*What you are asked to do:*
Pick out every line that holds the string "расценке" and copy it.

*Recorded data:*
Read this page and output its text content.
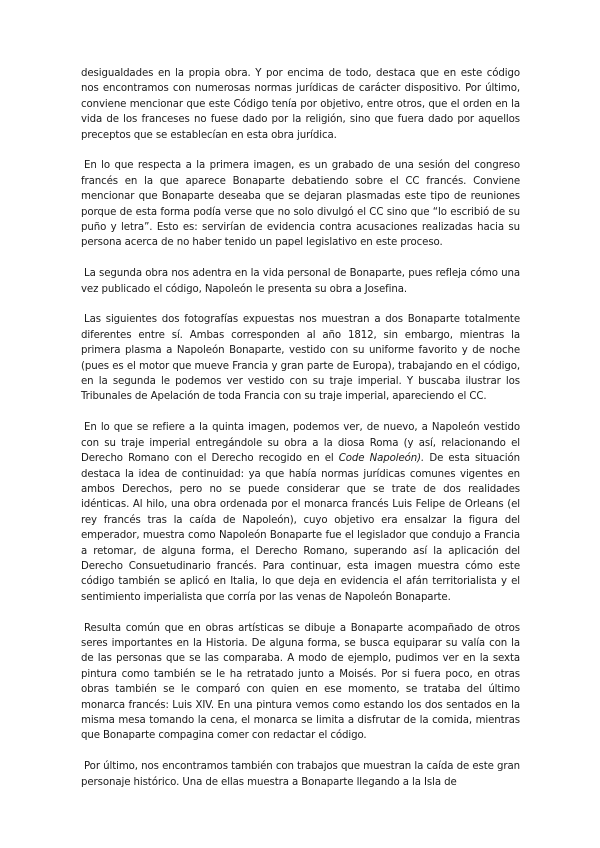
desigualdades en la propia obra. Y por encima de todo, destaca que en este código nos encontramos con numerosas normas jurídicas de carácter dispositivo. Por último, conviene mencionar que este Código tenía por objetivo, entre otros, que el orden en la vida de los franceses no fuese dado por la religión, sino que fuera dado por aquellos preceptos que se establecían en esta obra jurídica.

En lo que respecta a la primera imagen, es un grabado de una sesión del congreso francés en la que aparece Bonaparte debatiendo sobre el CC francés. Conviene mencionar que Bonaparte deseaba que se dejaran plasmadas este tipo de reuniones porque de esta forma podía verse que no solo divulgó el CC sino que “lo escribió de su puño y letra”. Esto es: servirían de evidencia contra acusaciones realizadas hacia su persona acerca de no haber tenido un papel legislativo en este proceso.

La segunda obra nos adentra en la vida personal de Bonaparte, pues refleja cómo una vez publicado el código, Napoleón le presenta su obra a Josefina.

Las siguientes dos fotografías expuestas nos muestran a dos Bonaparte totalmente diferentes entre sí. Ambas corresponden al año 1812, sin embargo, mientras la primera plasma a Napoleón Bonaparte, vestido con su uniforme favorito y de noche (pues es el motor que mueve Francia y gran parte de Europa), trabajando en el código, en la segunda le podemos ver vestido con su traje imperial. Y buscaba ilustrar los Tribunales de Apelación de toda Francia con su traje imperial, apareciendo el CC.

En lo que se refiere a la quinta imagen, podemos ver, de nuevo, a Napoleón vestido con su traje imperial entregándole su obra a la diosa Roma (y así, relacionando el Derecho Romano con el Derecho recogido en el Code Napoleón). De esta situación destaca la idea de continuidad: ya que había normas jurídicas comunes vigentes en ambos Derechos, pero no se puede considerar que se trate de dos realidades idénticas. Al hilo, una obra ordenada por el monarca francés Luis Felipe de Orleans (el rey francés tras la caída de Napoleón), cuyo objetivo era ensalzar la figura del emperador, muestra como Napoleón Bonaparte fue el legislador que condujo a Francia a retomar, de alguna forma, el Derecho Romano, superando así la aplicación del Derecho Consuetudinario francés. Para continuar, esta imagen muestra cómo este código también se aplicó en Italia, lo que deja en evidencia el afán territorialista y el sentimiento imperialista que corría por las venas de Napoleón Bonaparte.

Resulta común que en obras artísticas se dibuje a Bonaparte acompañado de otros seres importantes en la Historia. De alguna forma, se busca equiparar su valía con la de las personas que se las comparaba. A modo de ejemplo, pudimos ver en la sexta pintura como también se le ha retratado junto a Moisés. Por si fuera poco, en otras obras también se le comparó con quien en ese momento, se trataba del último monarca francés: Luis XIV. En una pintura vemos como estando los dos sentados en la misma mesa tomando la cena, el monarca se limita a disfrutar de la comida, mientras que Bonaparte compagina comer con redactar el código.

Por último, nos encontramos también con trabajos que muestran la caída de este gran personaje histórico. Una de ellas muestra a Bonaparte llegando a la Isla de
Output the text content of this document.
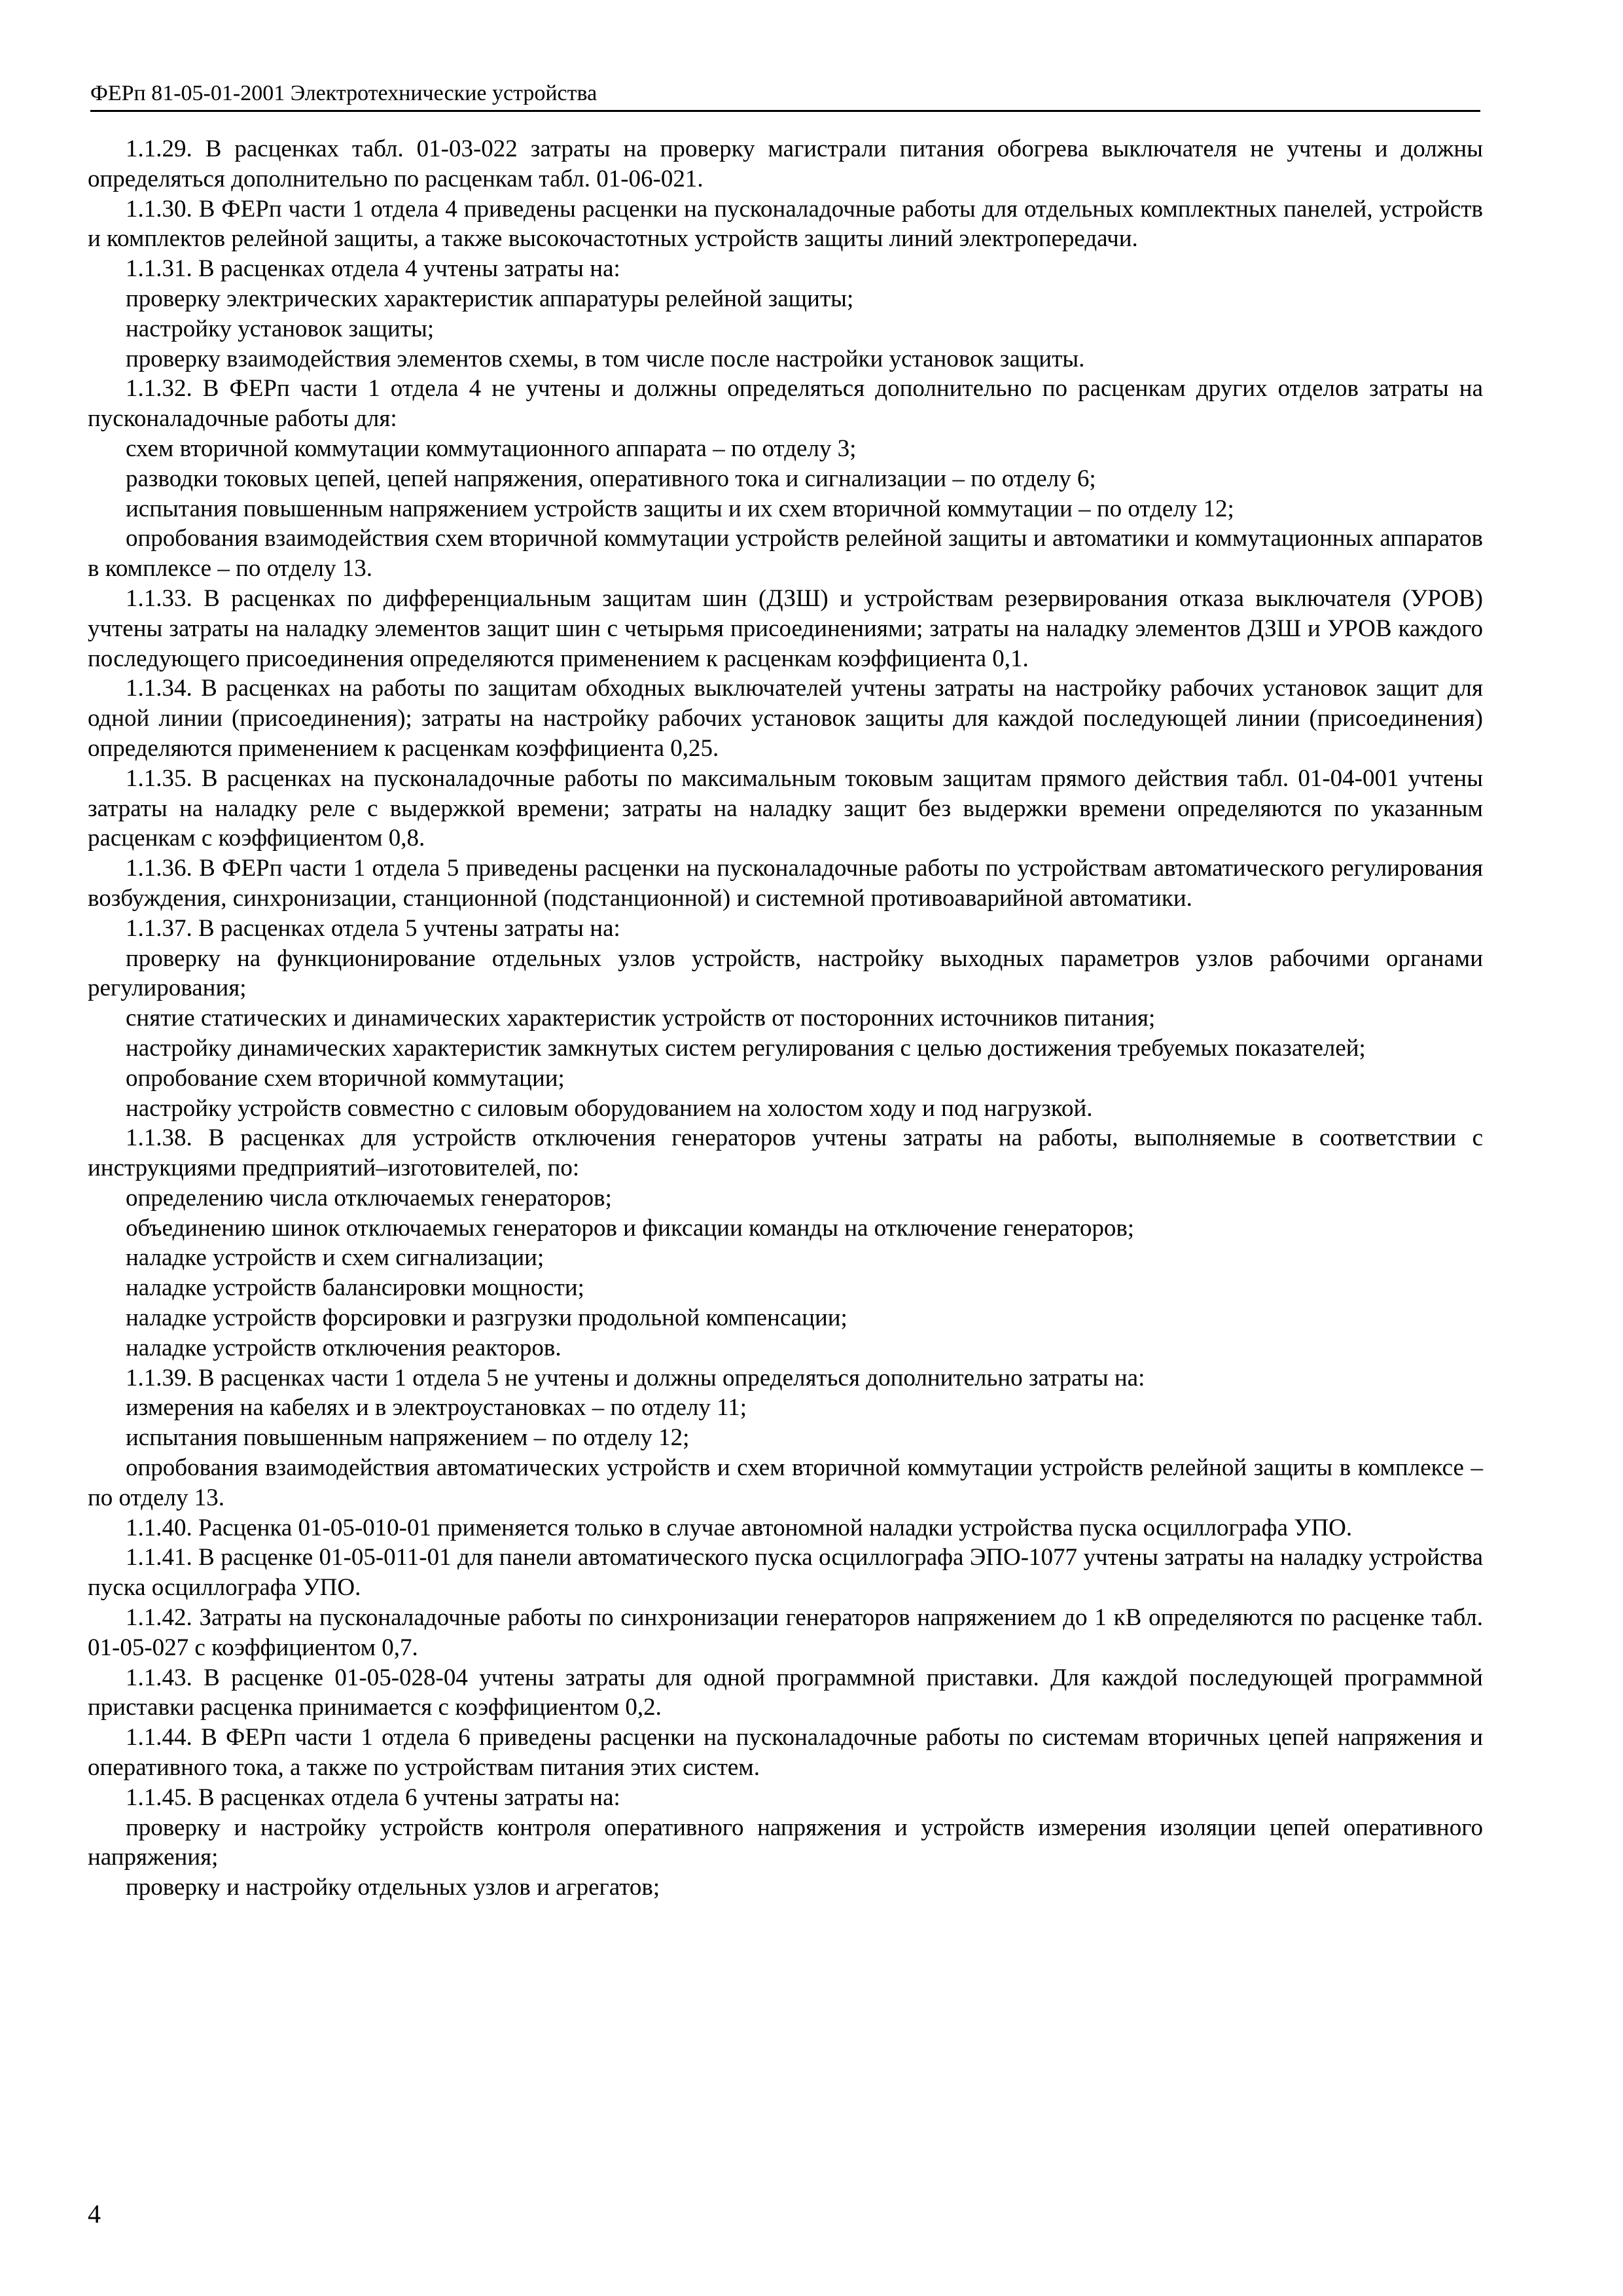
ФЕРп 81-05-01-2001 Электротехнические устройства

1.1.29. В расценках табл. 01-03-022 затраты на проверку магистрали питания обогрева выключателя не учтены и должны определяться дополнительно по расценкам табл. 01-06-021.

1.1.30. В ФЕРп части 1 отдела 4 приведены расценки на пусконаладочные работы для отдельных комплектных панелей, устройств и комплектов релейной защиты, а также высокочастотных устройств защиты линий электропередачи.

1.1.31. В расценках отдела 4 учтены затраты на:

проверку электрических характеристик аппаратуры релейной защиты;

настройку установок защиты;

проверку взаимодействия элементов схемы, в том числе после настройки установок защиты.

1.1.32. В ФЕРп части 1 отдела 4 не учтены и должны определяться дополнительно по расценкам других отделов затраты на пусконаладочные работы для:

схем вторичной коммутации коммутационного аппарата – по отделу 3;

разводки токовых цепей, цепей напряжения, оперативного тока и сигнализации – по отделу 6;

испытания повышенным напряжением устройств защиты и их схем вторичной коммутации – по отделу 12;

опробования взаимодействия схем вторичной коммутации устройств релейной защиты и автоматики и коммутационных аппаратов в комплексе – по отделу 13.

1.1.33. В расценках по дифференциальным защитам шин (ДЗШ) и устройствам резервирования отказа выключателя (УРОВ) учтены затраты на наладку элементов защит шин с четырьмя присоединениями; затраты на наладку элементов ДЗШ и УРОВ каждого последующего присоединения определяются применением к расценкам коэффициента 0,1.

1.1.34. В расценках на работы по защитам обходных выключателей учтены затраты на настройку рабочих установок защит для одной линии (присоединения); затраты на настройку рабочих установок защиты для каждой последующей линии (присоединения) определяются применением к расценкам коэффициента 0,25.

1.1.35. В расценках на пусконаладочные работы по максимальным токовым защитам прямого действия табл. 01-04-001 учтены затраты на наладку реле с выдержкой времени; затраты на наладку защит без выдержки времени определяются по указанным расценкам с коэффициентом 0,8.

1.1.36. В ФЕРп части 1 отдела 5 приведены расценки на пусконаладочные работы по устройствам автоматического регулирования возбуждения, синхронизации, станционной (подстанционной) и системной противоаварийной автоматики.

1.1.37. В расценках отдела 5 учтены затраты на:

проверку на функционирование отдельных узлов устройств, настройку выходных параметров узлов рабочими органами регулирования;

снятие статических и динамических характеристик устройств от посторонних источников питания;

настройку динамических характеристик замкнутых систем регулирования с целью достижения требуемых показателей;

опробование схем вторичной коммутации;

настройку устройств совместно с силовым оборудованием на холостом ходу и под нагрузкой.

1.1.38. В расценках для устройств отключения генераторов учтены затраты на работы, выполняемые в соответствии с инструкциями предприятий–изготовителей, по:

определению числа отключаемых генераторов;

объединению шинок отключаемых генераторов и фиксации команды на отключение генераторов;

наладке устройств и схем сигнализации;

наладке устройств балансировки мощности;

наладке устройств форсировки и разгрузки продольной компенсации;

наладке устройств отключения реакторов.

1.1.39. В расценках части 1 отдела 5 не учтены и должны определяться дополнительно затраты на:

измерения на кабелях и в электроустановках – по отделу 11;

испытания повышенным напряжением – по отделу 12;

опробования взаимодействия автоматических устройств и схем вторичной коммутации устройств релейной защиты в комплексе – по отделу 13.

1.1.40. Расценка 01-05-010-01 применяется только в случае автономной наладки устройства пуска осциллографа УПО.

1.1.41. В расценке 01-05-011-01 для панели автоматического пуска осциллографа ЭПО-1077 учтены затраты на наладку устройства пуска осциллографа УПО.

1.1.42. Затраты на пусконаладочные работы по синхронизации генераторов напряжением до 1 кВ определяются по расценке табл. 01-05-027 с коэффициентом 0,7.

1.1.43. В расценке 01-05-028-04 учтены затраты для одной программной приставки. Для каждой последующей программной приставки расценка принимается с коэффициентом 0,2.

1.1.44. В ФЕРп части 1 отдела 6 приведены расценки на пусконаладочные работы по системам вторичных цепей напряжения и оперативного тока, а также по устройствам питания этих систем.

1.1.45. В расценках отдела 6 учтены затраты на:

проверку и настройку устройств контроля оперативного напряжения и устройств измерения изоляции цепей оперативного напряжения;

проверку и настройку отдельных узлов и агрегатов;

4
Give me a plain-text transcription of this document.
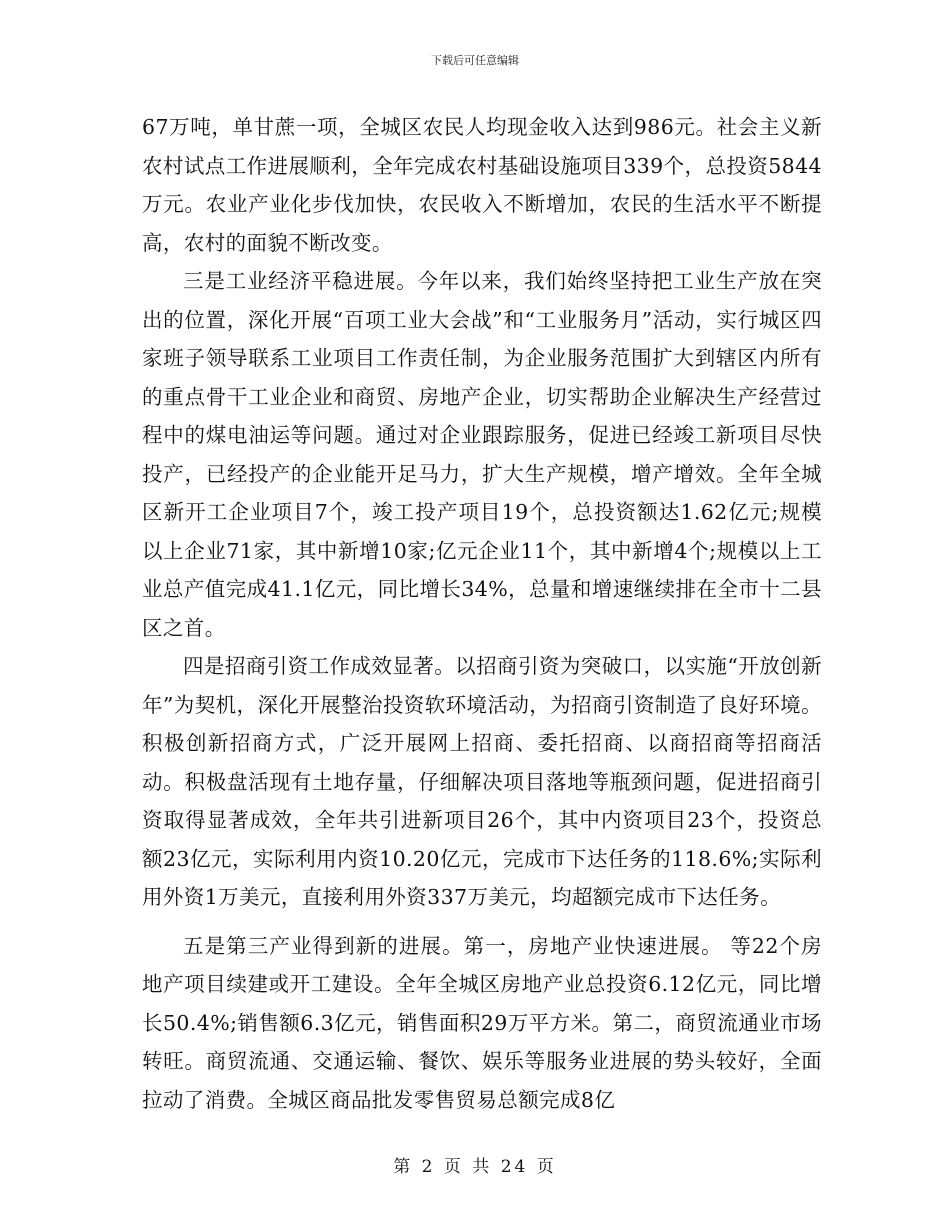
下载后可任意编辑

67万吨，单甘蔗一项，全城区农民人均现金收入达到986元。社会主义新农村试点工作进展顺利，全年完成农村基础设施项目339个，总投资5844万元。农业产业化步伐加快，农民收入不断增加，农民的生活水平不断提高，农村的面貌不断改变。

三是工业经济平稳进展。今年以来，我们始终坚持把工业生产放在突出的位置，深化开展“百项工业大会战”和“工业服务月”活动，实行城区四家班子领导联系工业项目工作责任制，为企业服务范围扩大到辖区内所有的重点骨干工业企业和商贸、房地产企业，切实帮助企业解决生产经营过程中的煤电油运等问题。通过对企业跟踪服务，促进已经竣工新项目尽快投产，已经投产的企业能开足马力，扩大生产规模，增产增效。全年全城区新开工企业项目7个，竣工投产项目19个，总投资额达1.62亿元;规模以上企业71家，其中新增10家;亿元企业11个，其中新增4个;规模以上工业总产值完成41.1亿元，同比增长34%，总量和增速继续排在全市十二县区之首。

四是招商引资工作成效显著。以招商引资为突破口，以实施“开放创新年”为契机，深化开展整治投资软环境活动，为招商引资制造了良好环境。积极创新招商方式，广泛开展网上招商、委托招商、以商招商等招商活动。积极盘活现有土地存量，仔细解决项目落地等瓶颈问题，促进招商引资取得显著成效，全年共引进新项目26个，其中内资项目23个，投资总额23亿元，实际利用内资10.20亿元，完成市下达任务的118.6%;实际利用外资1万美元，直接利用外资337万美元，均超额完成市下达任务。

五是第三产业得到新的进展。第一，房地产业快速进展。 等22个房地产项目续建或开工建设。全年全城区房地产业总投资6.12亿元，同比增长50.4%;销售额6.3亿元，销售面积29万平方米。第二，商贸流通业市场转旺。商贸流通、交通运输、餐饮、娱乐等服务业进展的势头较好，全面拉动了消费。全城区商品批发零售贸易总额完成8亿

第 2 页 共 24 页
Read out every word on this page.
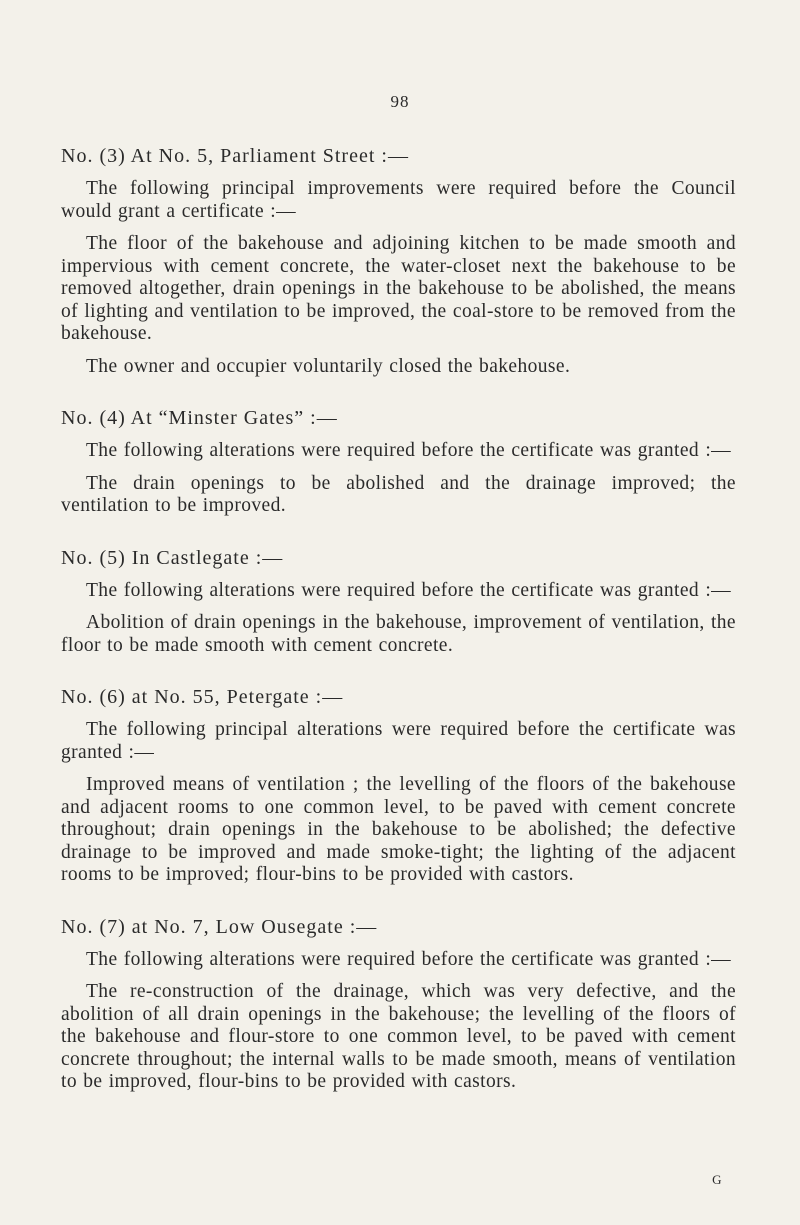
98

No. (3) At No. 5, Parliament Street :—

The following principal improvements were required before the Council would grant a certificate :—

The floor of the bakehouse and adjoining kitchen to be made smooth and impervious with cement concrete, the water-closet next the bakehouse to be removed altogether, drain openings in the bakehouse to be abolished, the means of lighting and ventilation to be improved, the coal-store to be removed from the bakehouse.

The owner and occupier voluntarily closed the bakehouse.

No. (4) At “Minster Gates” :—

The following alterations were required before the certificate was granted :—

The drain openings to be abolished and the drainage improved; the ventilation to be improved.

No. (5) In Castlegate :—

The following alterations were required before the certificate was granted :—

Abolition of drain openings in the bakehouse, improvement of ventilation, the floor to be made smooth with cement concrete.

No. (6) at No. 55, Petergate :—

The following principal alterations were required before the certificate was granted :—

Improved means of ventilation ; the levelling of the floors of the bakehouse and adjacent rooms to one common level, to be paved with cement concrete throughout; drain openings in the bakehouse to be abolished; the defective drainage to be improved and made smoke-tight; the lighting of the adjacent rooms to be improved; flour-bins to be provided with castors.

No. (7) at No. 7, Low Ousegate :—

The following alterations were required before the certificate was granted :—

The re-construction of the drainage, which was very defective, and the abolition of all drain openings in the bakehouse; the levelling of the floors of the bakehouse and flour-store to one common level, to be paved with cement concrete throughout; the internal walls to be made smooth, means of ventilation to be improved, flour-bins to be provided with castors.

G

*Solution for this problem:*
1.1.41. В расценке 01-05-011-01 для панели автоматического пуска осциллографа ЭПО-1077 учтены затраты на наладку устройства пуска осциллографа УПО.
1.1.42. Затраты на пусконаладочные работы по синхронизации генераторов напряжением до 1 кВ определяются по расценке табл. 01-05-027 с коэффициентом 0,7.
1.1.43. В расценке 01-05-028-04 учтены затраты для одной программной приставки. Для каждой последующей программной приставки расценка принимается с коэффициентом 0,2.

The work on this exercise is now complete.